=== Data for the task ===

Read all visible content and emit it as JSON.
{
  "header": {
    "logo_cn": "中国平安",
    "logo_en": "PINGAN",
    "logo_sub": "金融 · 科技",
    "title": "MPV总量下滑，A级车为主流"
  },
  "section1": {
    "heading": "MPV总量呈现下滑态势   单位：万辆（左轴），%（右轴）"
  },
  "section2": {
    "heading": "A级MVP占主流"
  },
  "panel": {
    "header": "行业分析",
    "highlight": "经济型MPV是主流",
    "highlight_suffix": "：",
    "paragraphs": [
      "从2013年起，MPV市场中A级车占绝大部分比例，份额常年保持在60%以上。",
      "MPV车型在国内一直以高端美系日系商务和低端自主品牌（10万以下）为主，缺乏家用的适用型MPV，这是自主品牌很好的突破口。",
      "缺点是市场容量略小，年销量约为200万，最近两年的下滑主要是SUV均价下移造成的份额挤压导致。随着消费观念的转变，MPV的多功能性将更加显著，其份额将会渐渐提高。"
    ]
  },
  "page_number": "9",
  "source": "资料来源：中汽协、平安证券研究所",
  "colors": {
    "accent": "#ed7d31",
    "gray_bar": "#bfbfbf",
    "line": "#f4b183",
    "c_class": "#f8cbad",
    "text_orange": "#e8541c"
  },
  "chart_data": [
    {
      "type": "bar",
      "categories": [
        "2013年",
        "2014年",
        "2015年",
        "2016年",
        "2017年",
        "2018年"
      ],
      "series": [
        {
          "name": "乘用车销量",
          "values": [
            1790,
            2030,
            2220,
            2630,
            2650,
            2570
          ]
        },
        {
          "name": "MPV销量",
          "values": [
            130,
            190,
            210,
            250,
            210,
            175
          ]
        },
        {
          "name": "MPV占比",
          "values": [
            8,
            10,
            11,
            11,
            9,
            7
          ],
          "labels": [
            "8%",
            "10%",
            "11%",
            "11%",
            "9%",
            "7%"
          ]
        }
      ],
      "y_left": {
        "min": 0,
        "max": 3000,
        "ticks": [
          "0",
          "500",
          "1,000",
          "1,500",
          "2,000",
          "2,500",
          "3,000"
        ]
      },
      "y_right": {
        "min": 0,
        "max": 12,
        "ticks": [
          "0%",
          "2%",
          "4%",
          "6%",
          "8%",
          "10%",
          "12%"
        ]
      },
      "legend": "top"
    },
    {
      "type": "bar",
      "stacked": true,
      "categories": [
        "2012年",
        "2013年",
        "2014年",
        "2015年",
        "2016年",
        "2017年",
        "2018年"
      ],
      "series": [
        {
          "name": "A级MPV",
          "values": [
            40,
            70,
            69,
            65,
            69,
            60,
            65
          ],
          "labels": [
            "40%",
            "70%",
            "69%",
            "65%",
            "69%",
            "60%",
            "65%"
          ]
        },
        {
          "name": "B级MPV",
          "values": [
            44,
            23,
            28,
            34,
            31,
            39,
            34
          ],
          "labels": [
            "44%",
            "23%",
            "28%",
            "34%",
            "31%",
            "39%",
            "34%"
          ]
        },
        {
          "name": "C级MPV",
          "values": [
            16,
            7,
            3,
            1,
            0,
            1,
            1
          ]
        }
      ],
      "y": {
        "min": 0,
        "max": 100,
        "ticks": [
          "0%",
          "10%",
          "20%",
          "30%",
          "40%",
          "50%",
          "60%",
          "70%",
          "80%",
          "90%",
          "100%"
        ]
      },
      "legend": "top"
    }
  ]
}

===

• **Task to complete**
Above are some records; repeat all of them exactly.

• **Expected output**
Read all visible content and emit it as JSON.
{
  "header": {
    "logo_cn": "中国平安",
    "logo_en": "PINGAN",
    "logo_sub": "金融 · 科技",
    "title": "MPV总量下滑，A级车为主流"
  },
  "section1": {
    "heading": "MPV总量呈现下滑态势   单位：万辆（左轴），%（右轴）"
  },
  "section2": {
    "heading": "A级MVP占主流"
  },
  "panel": {
    "header": "行业分析",
    "highlight": "经济型MPV是主流",
    "highlight_suffix": "：",
    "paragraphs": [
      "从2013年起，MPV市场中A级车占绝大部分比例，份额常年保持在60%以上。",
      "MPV车型在国内一直以高端美系日系商务和低端自主品牌（10万以下）为主，缺乏家用的适用型MPV，这是自主品牌很好的突破口。",
      "缺点是市场容量略小，年销量约为200万，最近两年的下滑主要是SUV均价下移造成的份额挤压导致。随着消费观念的转变，MPV的多功能性将更加显著，其份额将会渐渐提高。"
    ]
  },
  "page_number": "9",
  "source": "资料来源：中汽协、平安证券研究所",
  "colors": {
    "accent": "#ed7d31",
    "gray_bar": "#bfbfbf",
    "line": "#f4b183",
    "c_class": "#f8cbad",
    "text_orange": "#e8541c"
  },
  "chart_data": [
    {
      "type": "bar",
      "categories": [
        "2013年",
        "2014年",
        "2015年",
        "2016年",
        "2017年",
        "2018年"
      ],
      "series": [
        {
          "name": "乘用车销量",
          "values": [
            1790,
            2030,
            2220,
            2630,
            2650,
            2570
          ]
        },
        {
          "name": "MPV销量",
          "values": [
            130,
            190,
            210,
            250,
            210,
            175
          ]
        },
        {
          "name": "MPV占比",
          "values": [
            8,
            10,
            11,
            11,
            9,
            7
          ],
          "labels": [
            "8%",
            "10%",
            "11%",
            "11%",
            "9%",
            "7%"
          ]
        }
      ],
      "y_left": {
        "min": 0,
        "max": 3000,
        "ticks": [
          "0",
          "500",
          "1,000",
          "1,500",
          "2,000",
          "2,500",
          "3,000"
        ]
      },
      "y_right": {
        "min": 0,
        "max": 12,
        "ticks": [
          "0%",
          "2%",
          "4%",
          "6%",
          "8%",
          "10%",
          "12%"
        ]
      },
      "legend": "top"
    },
    {
      "type": "bar",
      "stacked": true,
      "categories": [
        "2012年",
        "2013年",
        "2014年",
        "2015年",
        "2016年",
        "2017年",
        "2018年"
      ],
      "series": [
        {
          "name": "A级MPV",
          "values": [
            40,
            70,
            69,
            65,
            69,
            60,
            65
          ],
          "labels": [
            "40%",
            "70%",
            "69%",
            "65%",
            "69%",
            "60%",
            "65%"
          ]
        },
        {
          "name": "B级MPV",
          "values": [
            44,
            23,
            28,
            34,
            31,
            39,
            34
          ],
          "labels": [
            "44%",
            "23%",
            "28%",
            "34%",
            "31%",
            "39%",
            "34%"
          ]
        },
        {
          "name": "C级MPV",
          "values": [
            16,
            7,
            3,
            1,
            0,
            1,
            1
          ]
        }
      ],
      "y": {
        "min": 0,
        "max": 100,
        "ticks": [
          "0%",
          "10%",
          "20%",
          "30%",
          "40%",
          "50%",
          "60%",
          "70%",
          "80%",
          "90%",
          "100%"
        ]
      },
      "legend": "top"
    }
  ]
}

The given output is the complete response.